[Work request]
Reproduce all the entries exactly.

[Source data]
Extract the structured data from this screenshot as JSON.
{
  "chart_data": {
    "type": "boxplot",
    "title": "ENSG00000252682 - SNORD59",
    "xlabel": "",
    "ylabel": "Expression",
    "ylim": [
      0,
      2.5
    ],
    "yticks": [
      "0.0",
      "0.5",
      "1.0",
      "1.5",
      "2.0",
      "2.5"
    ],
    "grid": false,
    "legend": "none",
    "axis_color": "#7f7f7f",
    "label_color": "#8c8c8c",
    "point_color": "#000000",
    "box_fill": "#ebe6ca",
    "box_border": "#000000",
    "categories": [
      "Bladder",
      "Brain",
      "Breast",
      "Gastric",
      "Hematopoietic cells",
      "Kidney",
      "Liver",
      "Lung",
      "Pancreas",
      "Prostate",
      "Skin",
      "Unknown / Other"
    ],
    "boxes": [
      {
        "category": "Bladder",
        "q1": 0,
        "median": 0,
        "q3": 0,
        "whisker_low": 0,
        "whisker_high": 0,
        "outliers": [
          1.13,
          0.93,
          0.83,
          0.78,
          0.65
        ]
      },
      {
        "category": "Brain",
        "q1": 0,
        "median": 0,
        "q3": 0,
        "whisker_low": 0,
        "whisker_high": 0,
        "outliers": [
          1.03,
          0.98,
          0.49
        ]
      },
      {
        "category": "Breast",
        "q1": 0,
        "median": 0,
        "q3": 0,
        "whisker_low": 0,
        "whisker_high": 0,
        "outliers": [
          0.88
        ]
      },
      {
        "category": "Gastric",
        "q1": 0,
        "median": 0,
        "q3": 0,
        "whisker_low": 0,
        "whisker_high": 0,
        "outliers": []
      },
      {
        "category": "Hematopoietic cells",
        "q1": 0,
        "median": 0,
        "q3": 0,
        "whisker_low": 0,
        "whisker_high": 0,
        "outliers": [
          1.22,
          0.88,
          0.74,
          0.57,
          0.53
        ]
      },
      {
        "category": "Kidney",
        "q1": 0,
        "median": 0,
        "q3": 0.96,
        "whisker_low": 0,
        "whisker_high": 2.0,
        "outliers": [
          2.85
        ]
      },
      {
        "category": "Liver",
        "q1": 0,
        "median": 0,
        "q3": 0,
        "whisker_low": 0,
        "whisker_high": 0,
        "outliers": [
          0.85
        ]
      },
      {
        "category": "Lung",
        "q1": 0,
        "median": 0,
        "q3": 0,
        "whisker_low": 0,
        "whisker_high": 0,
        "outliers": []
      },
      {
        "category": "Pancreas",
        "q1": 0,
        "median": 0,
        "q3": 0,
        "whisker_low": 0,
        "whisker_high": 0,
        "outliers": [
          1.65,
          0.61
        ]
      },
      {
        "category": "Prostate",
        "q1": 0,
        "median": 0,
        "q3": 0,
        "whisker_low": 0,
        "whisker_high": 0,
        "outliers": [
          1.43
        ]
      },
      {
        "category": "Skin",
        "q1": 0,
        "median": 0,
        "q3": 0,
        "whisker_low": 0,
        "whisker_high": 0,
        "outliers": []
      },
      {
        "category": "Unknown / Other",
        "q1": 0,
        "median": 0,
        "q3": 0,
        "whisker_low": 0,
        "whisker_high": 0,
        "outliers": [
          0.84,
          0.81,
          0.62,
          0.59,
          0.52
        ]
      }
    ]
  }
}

[Finished exercise]
Extract the structured data from this screenshot as JSON.
{
  "chart_data": {
    "type": "boxplot",
    "title": "ENSG00000252682 - SNORD59",
    "xlabel": "",
    "ylabel": "Expression",
    "ylim": [
      0,
      2.5
    ],
    "yticks": [
      "0.0",
      "0.5",
      "1.0",
      "1.5",
      "2.0",
      "2.5"
    ],
    "grid": false,
    "legend": "none",
    "axis_color": "#7f7f7f",
    "label_color": "#8c8c8c",
    "point_color": "#000000",
    "box_fill": "#ebe6ca",
    "box_border": "#000000",
    "categories": [
      "Bladder",
      "Brain",
      "Breast",
      "Gastric",
      "Hematopoietic cells",
      "Kidney",
      "Liver",
      "Lung",
      "Pancreas",
      "Prostate",
      "Skin",
      "Unknown / Other"
    ],
    "boxes": [
      {
        "category": "Bladder",
        "q1": 0,
        "median": 0,
        "q3": 0,
        "whisker_low": 0,
        "whisker_high": 0,
        "outliers": [
          1.13,
          0.93,
          0.83,
          0.78,
          0.65
        ]
      },
      {
        "category": "Brain",
        "q1": 0,
        "median": 0,
        "q3": 0,
        "whisker_low": 0,
        "whisker_high": 0,
        "outliers": [
          1.03,
          0.98,
          0.49
        ]
      },
      {
        "category": "Breast",
        "q1": 0,
        "median": 0,
        "q3": 0,
        "whisker_low": 0,
        "whisker_high": 0,
        "outliers": [
          0.88
        ]
      },
      {
        "category": "Gastric",
        "q1": 0,
        "median": 0,
        "q3": 0,
        "whisker_low": 0,
        "whisker_high": 0,
        "outliers": []
      },
      {
        "category": "Hematopoietic cells",
        "q1": 0,
        "median": 0,
        "q3": 0,
        "whisker_low": 0,
        "whisker_high": 0,
        "outliers": [
          1.22,
          0.88,
          0.74,
          0.57,
          0.53
        ]
      },
      {
        "category": "Kidney",
        "q1": 0,
        "median": 0,
        "q3": 0.96,
        "whisker_low": 0,
        "whisker_high": 2.0,
        "outliers": [
          2.85
        ]
      },
      {
        "category": "Liver",
        "q1": 0,
        "median": 0,
        "q3": 0,
        "whisker_low": 0,
        "whisker_high": 0,
        "outliers": [
          0.85
        ]
      },
      {
        "category": "Lung",
        "q1": 0,
        "median": 0,
        "q3": 0,
        "whisker_low": 0,
        "whisker_high": 0,
        "outliers": []
      },
      {
        "category": "Pancreas",
        "q1": 0,
        "median": 0,
        "q3": 0,
        "whisker_low": 0,
        "whisker_high": 0,
        "outliers": [
          1.65,
          0.61
        ]
      },
      {
        "category": "Prostate",
        "q1": 0,
        "median": 0,
        "q3": 0,
        "whisker_low": 0,
        "whisker_high": 0,
        "outliers": [
          1.43
        ]
      },
      {
        "category": "Skin",
        "q1": 0,
        "median": 0,
        "q3": 0,
        "whisker_low": 0,
        "whisker_high": 0,
        "outliers": []
      },
      {
        "category": "Unknown / Other",
        "q1": 0,
        "median": 0,
        "q3": 0,
        "whisker_low": 0,
        "whisker_high": 0,
        "outliers": [
          0.84,
          0.81,
          0.62,
          0.59,
          0.52
        ]
      }
    ]
  }
}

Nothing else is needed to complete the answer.